[Saved data entries]

*-*-*

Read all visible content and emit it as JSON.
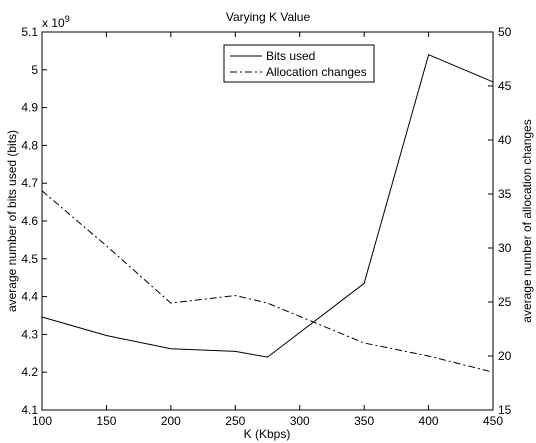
{
  "chart_data": {
    "type": "line",
    "title": "Varying K Value",
    "xlabel": "K (Kbps)",
    "ylabel_left": "average number of bits used (bits)",
    "ylabel_right": "average number of allocation changes",
    "y_left_multiplier": "x 10",
    "y_left_exponent": "9",
    "xlim": [
      100,
      450
    ],
    "ylim_left": [
      4.1,
      5.1
    ],
    "ylim_right": [
      15,
      50
    ],
    "x_ticks": [
      "100",
      "150",
      "200",
      "250",
      "300",
      "350",
      "400",
      "450"
    ],
    "y_left_ticks": [
      "4.1",
      "4.2",
      "4.3",
      "4.4",
      "4.5",
      "4.6",
      "4.7",
      "4.8",
      "4.9",
      "5",
      "5.1"
    ],
    "y_right_ticks": [
      "15",
      "20",
      "25",
      "30",
      "35",
      "40",
      "45",
      "50"
    ],
    "grid": false,
    "legend_position": "top-center",
    "series": [
      {
        "name": "Bits used",
        "axis": "left",
        "style": "solid",
        "color": "#000000",
        "x": [
          100,
          150,
          200,
          250,
          275,
          350,
          400,
          450
        ],
        "y": [
          4.346,
          4.297,
          4.262,
          4.255,
          4.24,
          4.435,
          5.04,
          4.968
        ]
      },
      {
        "name": "Allocation changes",
        "axis": "right",
        "style": "dashdot",
        "color": "#000000",
        "x": [
          100,
          150,
          200,
          250,
          275,
          350,
          400,
          450
        ],
        "y": [
          35.3,
          30.2,
          24.9,
          25.6,
          24.9,
          21.2,
          20.0,
          18.5
        ]
      }
    ]
  }
}
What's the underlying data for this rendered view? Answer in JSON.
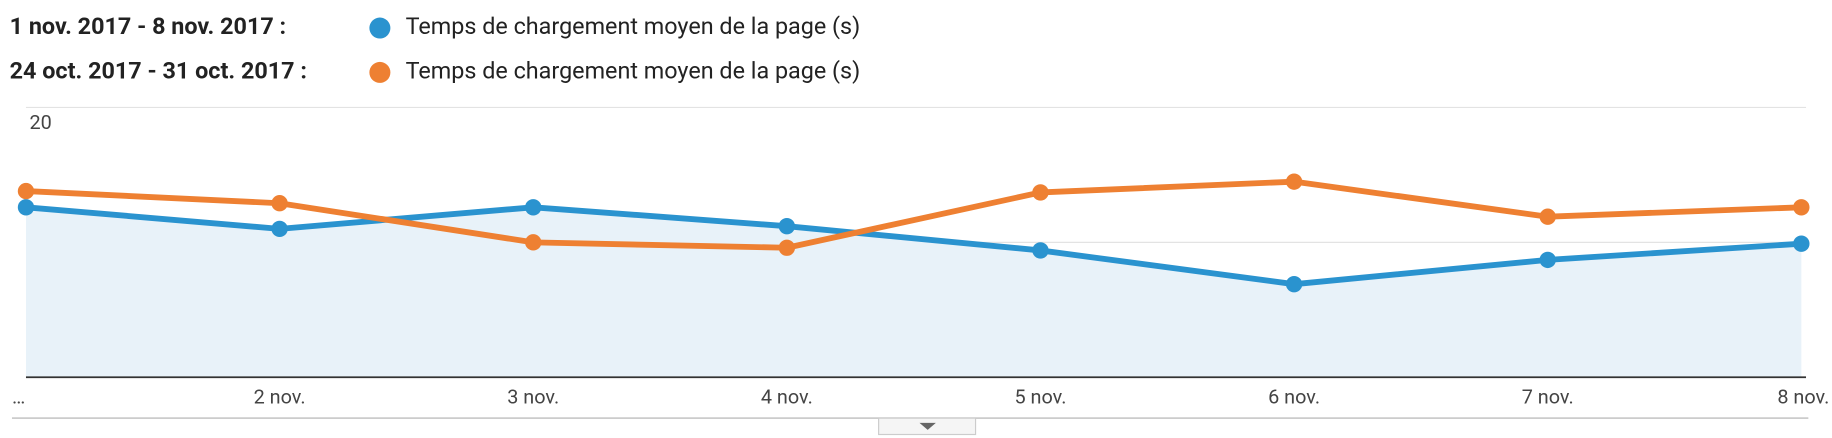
{
  "chart_data": {
    "type": "line",
    "categories": [
      "…",
      "2 nov.",
      "3 nov.",
      "4 nov.",
      "5 nov.",
      "6 nov.",
      "7 nov.",
      "8 nov."
    ],
    "series": [
      {
        "period": "1 nov. 2017 - 8 nov. 2017 :",
        "name": "Temps de chargement moyen de la page (s)",
        "color": "#2a93cf",
        "area": true,
        "values": [
          12.6,
          11.0,
          12.6,
          11.2,
          9.4,
          6.9,
          8.7,
          9.9
        ]
      },
      {
        "period": "24 oct. 2017 - 31 oct. 2017 :",
        "name": "Temps de chargement moyen de la page (s)",
        "color": "#ee8032",
        "area": false,
        "values": [
          13.8,
          12.9,
          10.0,
          9.6,
          13.7,
          14.5,
          11.9,
          12.6
        ]
      }
    ],
    "ylim": [
      0,
      20
    ],
    "yticks": [
      10,
      20
    ],
    "grid": true
  }
}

*-*-*

__Written task__: Nothing but the lines from the one holding "What's the underlying" through the last line of the entries should be written out, exactly and inclusively, minus the pictures.

__Answer to this problem__:
What's the underlying data for this rendered view? Answer in JSON.
{
  "chart_data": {
    "type": "line",
    "categories": [
      "…",
      "2 nov.",
      "3 nov.",
      "4 nov.",
      "5 nov.",
      "6 nov.",
      "7 nov.",
      "8 nov."
    ],
    "series": [
      {
        "period": "1 nov. 2017 - 8 nov. 2017 :",
        "name": "Temps de chargement moyen de la page (s)",
        "color": "#2a93cf",
        "area": true,
        "values": [
          12.6,
          11.0,
          12.6,
          11.2,
          9.4,
          6.9,
          8.7,
          9.9
        ]
      },
      {
        "period": "24 oct. 2017 - 31 oct. 2017 :",
        "name": "Temps de chargement moyen de la page (s)",
        "color": "#ee8032",
        "area": false,
        "values": [
          13.8,
          12.9,
          10.0,
          9.6,
          13.7,
          14.5,
          11.9,
          12.6
        ]
      }
    ],
    "ylim": [
      0,
      20
    ],
    "yticks": [
      10,
      20
    ],
    "grid": true
  }
}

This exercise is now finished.